▶ _Entries_
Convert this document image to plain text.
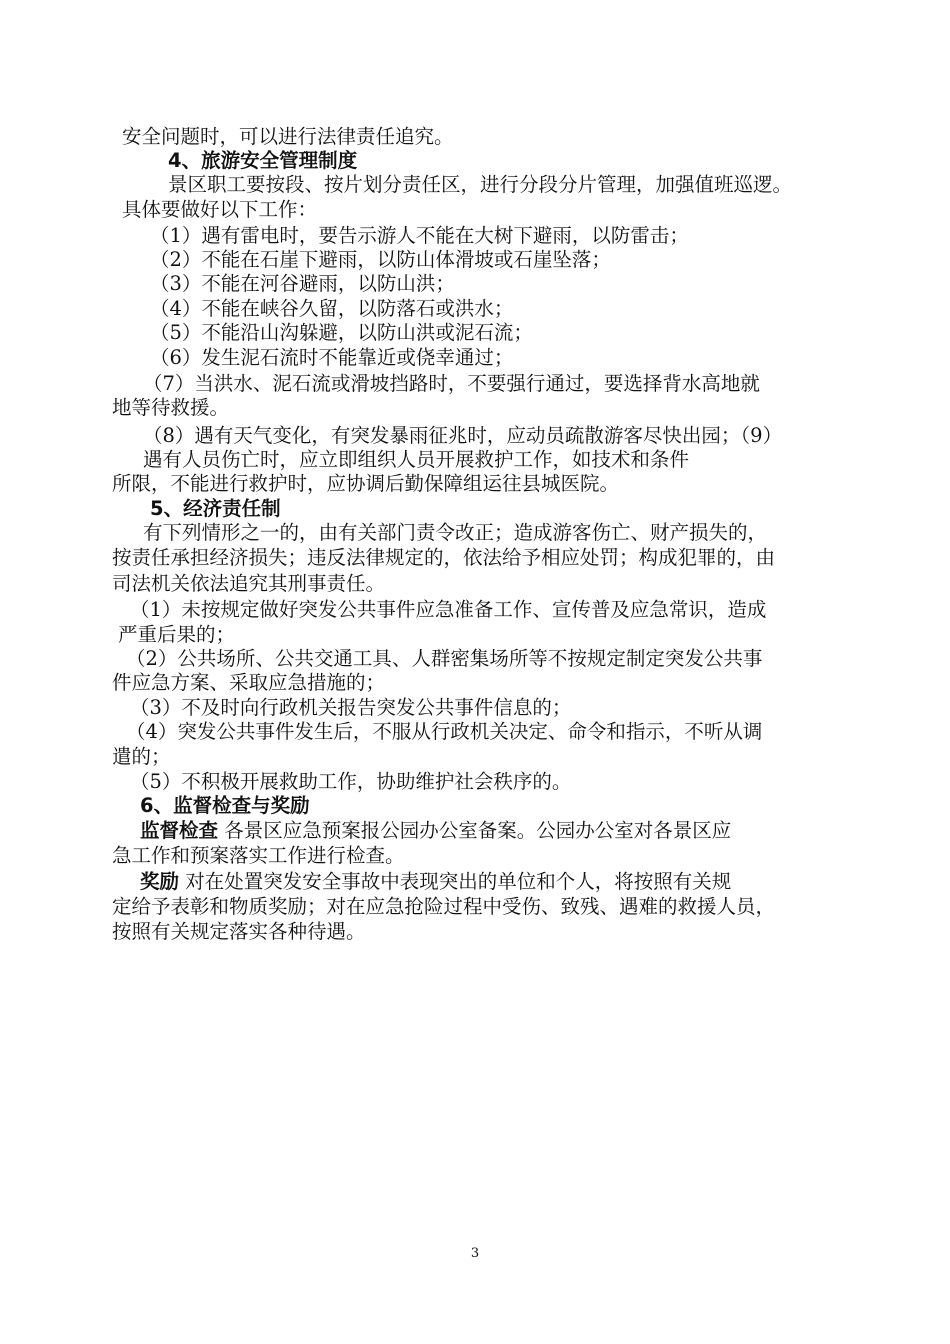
安全问题时，可以进行法律责任追究。
4、旅游安全管理制度
景区职工要按段、按片划分责任区，进行分段分片管理，加强值班巡逻。
具体要做好以下工作：
（1）遇有雷电时，要告示游人不能在大树下避雨，以防雷击；
（2）不能在石崖下避雨，以防山体滑坡或石崖坠落；
（3）不能在河谷避雨，以防山洪；
（4）不能在峡谷久留，以防落石或洪水；
（5）不能沿山沟躲避，以防山洪或泥石流；
（6）发生泥石流时不能靠近或侥幸通过；
（7）当洪水、泥石流或滑坡挡路时，不要强行通过，要选择背水高地就
地等待救援。
（8）遇有天气变化，有突发暴雨征兆时，应动员疏散游客尽快出园；（9）
遇有人员伤亡时，应立即组织人员开展救护工作，如技术和条件
所限，不能进行救护时，应协调后勤保障组运往县城医院。
5、经济责任制
有下列情形之一的，由有关部门责令改正；造成游客伤亡、财产损失的，
按责任承担经济损失；违反法律规定的，依法给予相应处罚；构成犯罪的，由
司法机关依法追究其刑事责任。
（1）未按规定做好突发公共事件应急准备工作、宣传普及应急常识，造成
严重后果的；
（2）公共场所、公共交通工具、人群密集场所等不按规定制定突发公共事
件应急方案、采取应急措施的；
（3）不及时向行政机关报告突发公共事件信息的；
（4）突发公共事件发生后，不服从行政机关决定、命令和指示，不听从调
遣的；
（5）不积极开展救助工作，协助维护社会秩序的。
6、监督检查与奖励
监督检查 各景区应急预案报公园办公室备案。公园办公室对各景区应
急工作和预案落实工作进行检查。
奖励 对在处置突发安全事故中表现突出的单位和个人，将按照有关规
定给予表彰和物质奖励；对在应急抢险过程中受伤、致残、遇难的救援人员，
按照有关规定落实各种待遇。
3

▶ _What the task asks_
Write out the records above exactly as they stand, leaving out every picture.

▶ _Response_
Convert this document image to plain text.
安全问题时，可以进行法律责任追究。
4、旅游安全管理制度
景区职工要按段、按片划分责任区，进行分段分片管理，加强值班巡逻。
具体要做好以下工作：
（1）遇有雷电时，要告示游人不能在大树下避雨，以防雷击；
（2）不能在石崖下避雨，以防山体滑坡或石崖坠落；
（3）不能在河谷避雨，以防山洪；
（4）不能在峡谷久留，以防落石或洪水；
（5）不能沿山沟躲避，以防山洪或泥石流；
（6）发生泥石流时不能靠近或侥幸通过；
（7）当洪水、泥石流或滑坡挡路时，不要强行通过，要选择背水高地就
地等待救援。
（8）遇有天气变化，有突发暴雨征兆时，应动员疏散游客尽快出园；（9）
遇有人员伤亡时，应立即组织人员开展救护工作，如技术和条件
所限，不能进行救护时，应协调后勤保障组运往县城医院。
5、经济责任制
有下列情形之一的，由有关部门责令改正；造成游客伤亡、财产损失的，
按责任承担经济损失；违反法律规定的，依法给予相应处罚；构成犯罪的，由
司法机关依法追究其刑事责任。
（1）未按规定做好突发公共事件应急准备工作、宣传普及应急常识，造成
严重后果的；
（2）公共场所、公共交通工具、人群密集场所等不按规定制定突发公共事
件应急方案、采取应急措施的；
（3）不及时向行政机关报告突发公共事件信息的；
（4）突发公共事件发生后，不服从行政机关决定、命令和指示，不听从调
遣的；
（5）不积极开展救助工作，协助维护社会秩序的。
6、监督检查与奖励
监督检查 各景区应急预案报公园办公室备案。公园办公室对各景区应
急工作和预案落实工作进行检查。
奖励 对在处置突发安全事故中表现突出的单位和个人，将按照有关规
定给予表彰和物质奖励；对在应急抢险过程中受伤、致残、遇难的救援人员，
按照有关规定落实各种待遇。
3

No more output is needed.